• GOAL:
Report back each line of the records that contains the string "text".

## Start SOURCE MATERIAL

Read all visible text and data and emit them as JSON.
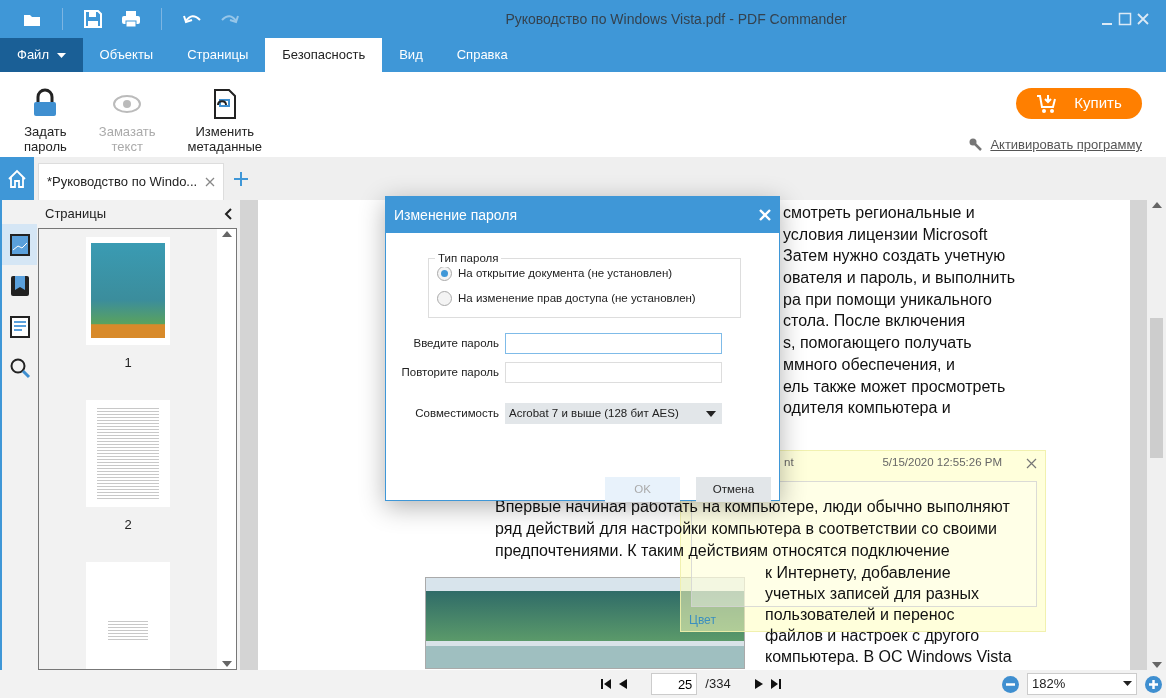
{
  "window": {
    "title": "Руководство по Windows Vista.pdf - PDF Commander"
  },
  "quick_access": [
    {
      "kind": "open",
      "disabled": false
    },
    {
      "kind": "save",
      "disabled": false
    },
    {
      "kind": "print",
      "disabled": false
    },
    {
      "kind": "undo",
      "disabled": false
    },
    {
      "kind": "redo",
      "disabled": true
    }
  ],
  "menu_tabs": [
    {
      "label": "Файл",
      "kind": "dropdown",
      "selected": false
    },
    {
      "label": "Объекты",
      "kind": "tab",
      "selected": false
    },
    {
      "label": "Страницы",
      "kind": "tab",
      "selected": false
    },
    {
      "label": "Безопасность",
      "kind": "tab",
      "selected": true
    },
    {
      "label": "Вид",
      "kind": "tab",
      "selected": false
    },
    {
      "label": "Справка",
      "kind": "tab",
      "selected": false
    }
  ],
  "ribbon": {
    "buttons": [
      {
        "label": "Задать\nпароль",
        "kind": "lock",
        "disabled": false
      },
      {
        "label": "Замазать\nтекст",
        "kind": "redact",
        "disabled": true
      },
      {
        "label": "Изменить\nметаданные",
        "kind": "metadata",
        "disabled": false
      }
    ],
    "buy_button": "Купить",
    "activate_link": "Активировать программу"
  },
  "document_tabs": [
    {
      "label": "*Руководство по Windo...",
      "selected": true
    }
  ],
  "side_rail": [
    {
      "kind": "pages",
      "selected": true
    },
    {
      "kind": "bookmarks",
      "selected": false
    },
    {
      "kind": "text",
      "selected": false
    },
    {
      "kind": "search",
      "selected": false
    }
  ],
  "pages_panel": {
    "title": "Страницы",
    "thumbnails": [
      {
        "label": "1",
        "kind": "cover"
      },
      {
        "label": "2",
        "kind": "text"
      },
      {
        "kind": "sparse"
      }
    ]
  },
  "document": {
    "top_lines": [
      "смотреть региональные и",
      "условия лицензии Microsoft",
      "Затем нужно создать учетную",
      "ователя и пароль, и выполнить",
      "ра при помощи уникального",
      "стола. После включения",
      "s, помогающего получать",
      "ммного обеспечения, и",
      "ель также может просмотреть",
      "одителя компьютера и"
    ],
    "paragraph": [
      "Впервые начиная работать на компьютере, люди обычно выполняют",
      "ряд действий для настройки компьютера в соответствии со своими",
      "предпочтениями. К таким действиям относятся подключение"
    ],
    "side_lines": [
      "к Интернету, добавление",
      "учетных записей для разных",
      "пользователей и перенос",
      "файлов и настроек с другого",
      "компьютера. В ОС Windows Vista"
    ]
  },
  "annotation": {
    "author": "nt",
    "date": "5/15/2020 12:55:26 PM",
    "color_label": "Цвет"
  },
  "dialog": {
    "title": "Изменение пароля",
    "group_title": "Тип пароля",
    "options": [
      {
        "label": "На открытие документа (не установлен)",
        "selected": true
      },
      {
        "label": "На изменение прав доступа (не установлен)",
        "selected": false
      }
    ],
    "fields": [
      {
        "label": "Введите пароль",
        "focused": true
      },
      {
        "label": "Повторите пароль",
        "focused": false
      }
    ],
    "compatibility": {
      "label": "Совместимость",
      "value": "Acrobat 7 и выше (128 бит AES)"
    },
    "buttons": [
      {
        "label": "OK",
        "disabled": true
      },
      {
        "label": "Отмена",
        "disabled": false
      }
    ]
  },
  "navigation": {
    "page": "25",
    "total": "/334",
    "zoom": "182%"
  }
}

## End SOURCE MATERIAL

• FINISHED EXERCISE:
Read all visible text and data and emit them as JSON.
      "kind": "text",
        "kind": "text"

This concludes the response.